* [Excerpted data]
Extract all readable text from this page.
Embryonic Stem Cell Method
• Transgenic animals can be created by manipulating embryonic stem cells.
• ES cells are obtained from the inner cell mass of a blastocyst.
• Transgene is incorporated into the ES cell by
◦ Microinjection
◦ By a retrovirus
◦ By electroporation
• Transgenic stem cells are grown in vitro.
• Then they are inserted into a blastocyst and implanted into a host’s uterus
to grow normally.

* [What to produce]
Copy out all of the material, word for word.

* [Output of the task]
Extract all readable text from this page.
Embryonic Stem Cell Method
• Transgenic animals can be created by manipulating embryonic stem cells.
• ES cells are obtained from the inner cell mass of a blastocyst.
• Transgene is incorporated into the ES cell by
◦ Microinjection
◦ By a retrovirus
◦ By electroporation
• Transgenic stem cells are grown in vitro.
• Then they are inserted into a blastocyst and implanted into a host’s uterus
to grow normally.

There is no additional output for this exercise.